Where the data below has the string "Germany", return the whole line.

SUPPLIED DATA
------------
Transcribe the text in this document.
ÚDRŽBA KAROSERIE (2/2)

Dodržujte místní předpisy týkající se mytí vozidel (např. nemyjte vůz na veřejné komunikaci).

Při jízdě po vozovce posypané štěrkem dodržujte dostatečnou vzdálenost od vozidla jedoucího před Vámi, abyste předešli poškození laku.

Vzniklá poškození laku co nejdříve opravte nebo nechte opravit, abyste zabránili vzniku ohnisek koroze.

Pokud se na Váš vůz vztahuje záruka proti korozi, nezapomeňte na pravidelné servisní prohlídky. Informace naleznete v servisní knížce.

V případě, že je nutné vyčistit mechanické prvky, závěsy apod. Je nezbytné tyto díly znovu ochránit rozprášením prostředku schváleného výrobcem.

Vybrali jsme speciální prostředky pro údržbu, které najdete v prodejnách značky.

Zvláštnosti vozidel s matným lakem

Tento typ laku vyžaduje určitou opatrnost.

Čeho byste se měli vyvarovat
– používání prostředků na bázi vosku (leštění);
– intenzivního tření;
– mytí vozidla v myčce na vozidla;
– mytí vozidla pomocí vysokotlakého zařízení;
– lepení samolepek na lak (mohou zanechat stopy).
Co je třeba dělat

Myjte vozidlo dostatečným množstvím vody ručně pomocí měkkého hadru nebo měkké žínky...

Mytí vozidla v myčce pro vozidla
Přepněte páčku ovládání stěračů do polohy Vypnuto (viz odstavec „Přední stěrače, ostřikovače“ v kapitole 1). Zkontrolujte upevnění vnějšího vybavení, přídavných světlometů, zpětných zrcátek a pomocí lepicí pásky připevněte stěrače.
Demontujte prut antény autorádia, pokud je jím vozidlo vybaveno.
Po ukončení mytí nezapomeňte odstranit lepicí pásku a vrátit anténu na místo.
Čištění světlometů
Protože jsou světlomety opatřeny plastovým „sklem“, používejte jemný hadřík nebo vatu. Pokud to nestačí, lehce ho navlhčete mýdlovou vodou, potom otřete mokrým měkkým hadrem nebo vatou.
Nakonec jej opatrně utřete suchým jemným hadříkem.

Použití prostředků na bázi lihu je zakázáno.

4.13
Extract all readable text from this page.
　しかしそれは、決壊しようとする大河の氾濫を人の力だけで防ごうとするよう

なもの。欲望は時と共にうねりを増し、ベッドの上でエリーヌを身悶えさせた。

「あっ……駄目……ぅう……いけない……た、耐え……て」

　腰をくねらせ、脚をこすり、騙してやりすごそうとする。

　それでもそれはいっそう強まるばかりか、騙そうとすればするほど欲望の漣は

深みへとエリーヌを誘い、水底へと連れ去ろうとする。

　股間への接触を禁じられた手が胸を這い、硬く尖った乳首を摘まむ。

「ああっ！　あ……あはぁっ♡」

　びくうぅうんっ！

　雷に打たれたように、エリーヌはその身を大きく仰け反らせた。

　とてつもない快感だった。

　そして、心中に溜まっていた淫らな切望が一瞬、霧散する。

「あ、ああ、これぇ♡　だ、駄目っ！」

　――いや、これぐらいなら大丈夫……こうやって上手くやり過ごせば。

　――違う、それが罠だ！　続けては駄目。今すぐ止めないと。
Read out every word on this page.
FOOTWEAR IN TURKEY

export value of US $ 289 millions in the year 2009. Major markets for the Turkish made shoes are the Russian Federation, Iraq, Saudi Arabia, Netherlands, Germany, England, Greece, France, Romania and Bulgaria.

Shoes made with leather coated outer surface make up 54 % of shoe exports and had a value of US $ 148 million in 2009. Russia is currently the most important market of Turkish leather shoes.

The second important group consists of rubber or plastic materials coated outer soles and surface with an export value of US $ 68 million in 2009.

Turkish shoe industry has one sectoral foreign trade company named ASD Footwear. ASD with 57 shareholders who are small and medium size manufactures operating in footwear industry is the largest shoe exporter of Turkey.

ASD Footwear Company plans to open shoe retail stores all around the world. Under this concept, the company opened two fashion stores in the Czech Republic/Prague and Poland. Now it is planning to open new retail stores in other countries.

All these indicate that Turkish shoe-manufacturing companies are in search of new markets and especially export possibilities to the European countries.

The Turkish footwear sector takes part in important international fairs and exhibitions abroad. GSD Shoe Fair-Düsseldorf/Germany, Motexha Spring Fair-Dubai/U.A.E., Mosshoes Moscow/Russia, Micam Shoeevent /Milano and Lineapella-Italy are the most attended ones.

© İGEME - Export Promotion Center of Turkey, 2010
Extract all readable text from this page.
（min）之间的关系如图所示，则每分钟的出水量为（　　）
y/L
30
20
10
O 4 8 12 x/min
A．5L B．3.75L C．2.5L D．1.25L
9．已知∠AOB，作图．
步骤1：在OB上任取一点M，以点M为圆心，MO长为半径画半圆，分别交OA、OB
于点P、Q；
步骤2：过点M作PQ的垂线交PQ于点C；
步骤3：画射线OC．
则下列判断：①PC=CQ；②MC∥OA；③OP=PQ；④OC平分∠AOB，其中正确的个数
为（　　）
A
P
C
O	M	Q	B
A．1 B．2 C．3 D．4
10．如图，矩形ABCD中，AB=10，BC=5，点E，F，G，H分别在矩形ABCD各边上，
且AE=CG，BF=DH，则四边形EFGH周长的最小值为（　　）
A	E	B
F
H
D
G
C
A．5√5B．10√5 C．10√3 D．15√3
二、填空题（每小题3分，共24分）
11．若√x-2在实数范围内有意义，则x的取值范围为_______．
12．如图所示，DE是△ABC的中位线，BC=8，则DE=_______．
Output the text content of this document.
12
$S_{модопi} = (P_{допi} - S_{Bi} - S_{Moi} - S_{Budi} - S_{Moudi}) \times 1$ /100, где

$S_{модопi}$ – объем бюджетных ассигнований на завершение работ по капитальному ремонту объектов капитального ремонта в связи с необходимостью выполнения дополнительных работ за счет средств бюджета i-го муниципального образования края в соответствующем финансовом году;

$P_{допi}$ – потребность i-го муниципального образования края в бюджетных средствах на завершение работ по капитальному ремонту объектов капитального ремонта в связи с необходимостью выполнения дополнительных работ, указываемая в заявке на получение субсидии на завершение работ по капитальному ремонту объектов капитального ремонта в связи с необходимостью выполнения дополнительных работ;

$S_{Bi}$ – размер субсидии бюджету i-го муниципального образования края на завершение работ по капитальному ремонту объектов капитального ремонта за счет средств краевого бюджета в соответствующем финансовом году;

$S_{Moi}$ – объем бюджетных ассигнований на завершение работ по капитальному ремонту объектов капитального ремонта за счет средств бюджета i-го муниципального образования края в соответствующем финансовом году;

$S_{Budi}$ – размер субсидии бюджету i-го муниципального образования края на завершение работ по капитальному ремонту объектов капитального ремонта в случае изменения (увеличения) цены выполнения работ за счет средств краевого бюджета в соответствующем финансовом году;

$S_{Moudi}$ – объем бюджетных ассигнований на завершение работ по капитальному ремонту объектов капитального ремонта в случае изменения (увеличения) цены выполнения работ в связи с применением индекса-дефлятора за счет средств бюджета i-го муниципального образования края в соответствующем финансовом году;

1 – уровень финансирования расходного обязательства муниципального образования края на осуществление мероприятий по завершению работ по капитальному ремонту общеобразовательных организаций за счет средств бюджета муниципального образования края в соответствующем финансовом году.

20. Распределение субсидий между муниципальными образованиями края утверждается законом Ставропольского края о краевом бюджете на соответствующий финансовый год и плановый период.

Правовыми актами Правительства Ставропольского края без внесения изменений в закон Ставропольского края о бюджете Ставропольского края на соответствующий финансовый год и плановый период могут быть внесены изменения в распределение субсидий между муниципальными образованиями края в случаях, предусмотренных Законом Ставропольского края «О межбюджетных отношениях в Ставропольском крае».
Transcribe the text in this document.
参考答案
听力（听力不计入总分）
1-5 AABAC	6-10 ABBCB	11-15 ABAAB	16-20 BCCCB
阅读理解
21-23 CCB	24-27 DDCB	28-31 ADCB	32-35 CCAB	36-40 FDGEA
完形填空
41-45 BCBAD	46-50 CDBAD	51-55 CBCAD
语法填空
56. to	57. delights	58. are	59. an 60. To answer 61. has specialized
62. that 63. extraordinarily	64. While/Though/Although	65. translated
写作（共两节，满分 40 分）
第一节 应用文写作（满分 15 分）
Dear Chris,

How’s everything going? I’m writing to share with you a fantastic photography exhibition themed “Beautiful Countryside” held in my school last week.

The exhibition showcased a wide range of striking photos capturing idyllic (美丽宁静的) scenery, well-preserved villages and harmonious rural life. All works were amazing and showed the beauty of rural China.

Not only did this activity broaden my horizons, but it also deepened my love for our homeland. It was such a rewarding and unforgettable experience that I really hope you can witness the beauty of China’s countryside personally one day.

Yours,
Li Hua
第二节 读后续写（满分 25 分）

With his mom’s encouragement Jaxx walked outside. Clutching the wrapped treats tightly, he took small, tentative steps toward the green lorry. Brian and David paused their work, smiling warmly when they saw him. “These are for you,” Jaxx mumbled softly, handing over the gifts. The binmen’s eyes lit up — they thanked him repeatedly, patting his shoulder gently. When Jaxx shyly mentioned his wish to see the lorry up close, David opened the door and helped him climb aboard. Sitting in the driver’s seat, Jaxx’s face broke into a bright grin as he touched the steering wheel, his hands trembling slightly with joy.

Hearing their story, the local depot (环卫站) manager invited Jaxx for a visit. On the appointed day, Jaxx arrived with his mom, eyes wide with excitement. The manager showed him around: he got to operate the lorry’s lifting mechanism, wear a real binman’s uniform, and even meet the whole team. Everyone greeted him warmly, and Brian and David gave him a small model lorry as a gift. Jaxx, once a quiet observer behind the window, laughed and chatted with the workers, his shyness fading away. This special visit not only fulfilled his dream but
------------
SOLUTION TO THE PROBLEM
export value of US $ 289 millions in the year 2009. Major markets for the Turkish made shoes are the Russian Federation, Iraq, Saudi Arabia, Netherlands, Germany, England, Greece, France, Romania and Bulgaria.
The Turkish footwear sector takes part in important international fairs and exhibitions abroad. GSD Shoe Fair-Düsseldorf/Germany, Motexha Spring Fair-Dubai/U.A.E., Mosshoes Moscow/Russia, Micam Shoeevent /Milano and Lineapella-Italy are the most attended ones.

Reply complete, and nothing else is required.